What you need to do:
Give every entry again, word for word.

Source records:
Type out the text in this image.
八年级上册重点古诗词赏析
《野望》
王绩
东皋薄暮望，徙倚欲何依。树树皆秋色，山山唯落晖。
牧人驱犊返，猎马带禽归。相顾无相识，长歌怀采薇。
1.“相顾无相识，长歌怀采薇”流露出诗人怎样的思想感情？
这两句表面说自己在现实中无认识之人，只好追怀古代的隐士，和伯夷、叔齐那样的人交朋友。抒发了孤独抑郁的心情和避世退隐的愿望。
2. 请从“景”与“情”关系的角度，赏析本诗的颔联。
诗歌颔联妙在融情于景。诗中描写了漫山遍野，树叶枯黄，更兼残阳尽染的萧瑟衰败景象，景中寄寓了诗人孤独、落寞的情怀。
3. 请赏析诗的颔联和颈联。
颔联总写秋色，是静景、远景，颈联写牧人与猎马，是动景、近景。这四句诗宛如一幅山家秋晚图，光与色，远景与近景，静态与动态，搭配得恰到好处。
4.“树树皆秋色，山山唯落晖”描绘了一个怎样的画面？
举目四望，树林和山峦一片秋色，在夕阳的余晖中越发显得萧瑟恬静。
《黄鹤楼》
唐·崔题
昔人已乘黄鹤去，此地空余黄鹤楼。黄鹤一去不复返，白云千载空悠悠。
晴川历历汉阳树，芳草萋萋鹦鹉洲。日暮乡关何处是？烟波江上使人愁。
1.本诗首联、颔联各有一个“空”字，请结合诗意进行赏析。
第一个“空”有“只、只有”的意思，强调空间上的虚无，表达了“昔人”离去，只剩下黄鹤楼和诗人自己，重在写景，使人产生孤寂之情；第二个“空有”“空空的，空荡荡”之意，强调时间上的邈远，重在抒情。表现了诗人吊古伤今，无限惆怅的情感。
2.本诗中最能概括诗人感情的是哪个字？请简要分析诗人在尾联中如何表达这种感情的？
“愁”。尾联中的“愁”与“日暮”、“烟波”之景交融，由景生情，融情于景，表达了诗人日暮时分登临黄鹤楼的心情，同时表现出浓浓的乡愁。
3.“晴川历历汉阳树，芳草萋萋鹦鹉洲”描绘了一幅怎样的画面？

Result of this task:
Type out the text in this image.
八年级上册重点古诗词赏析
《野望》
王绩
东皋薄暮望，徙倚欲何依。树树皆秋色，山山唯落晖。
牧人驱犊返，猎马带禽归。相顾无相识，长歌怀采薇。
1.“相顾无相识，长歌怀采薇”流露出诗人怎样的思想感情？
这两句表面说自己在现实中无认识之人，只好追怀古代的隐士，和伯夷、叔齐那样的人交朋友。抒发了孤独抑郁的心情和避世退隐的愿望。
2. 请从“景”与“情”关系的角度，赏析本诗的颔联。
诗歌颔联妙在融情于景。诗中描写了漫山遍野，树叶枯黄，更兼残阳尽染的萧瑟衰败景象，景中寄寓了诗人孤独、落寞的情怀。
3. 请赏析诗的颔联和颈联。
颔联总写秋色，是静景、远景，颈联写牧人与猎马，是动景、近景。这四句诗宛如一幅山家秋晚图，光与色，远景与近景，静态与动态，搭配得恰到好处。
4.“树树皆秋色，山山唯落晖”描绘了一个怎样的画面？
举目四望，树林和山峦一片秋色，在夕阳的余晖中越发显得萧瑟恬静。
《黄鹤楼》
唐·崔题
昔人已乘黄鹤去，此地空余黄鹤楼。黄鹤一去不复返，白云千载空悠悠。
晴川历历汉阳树，芳草萋萋鹦鹉洲。日暮乡关何处是？烟波江上使人愁。
1.本诗首联、颔联各有一个“空”字，请结合诗意进行赏析。
第一个“空”有“只、只有”的意思，强调空间上的虚无，表达了“昔人”离去，只剩下黄鹤楼和诗人自己，重在写景，使人产生孤寂之情；第二个“空有”“空空的，空荡荡”之意，强调时间上的邈远，重在抒情。表现了诗人吊古伤今，无限惆怅的情感。
2.本诗中最能概括诗人感情的是哪个字？请简要分析诗人在尾联中如何表达这种感情的？
“愁”。尾联中的“愁”与“日暮”、“烟波”之景交融，由景生情，融情于景，表达了诗人日暮时分登临黄鹤楼的心情，同时表现出浓浓的乡愁。
3.“晴川历历汉阳树，芳草萋萋鹦鹉洲”描绘了一幅怎样的画面？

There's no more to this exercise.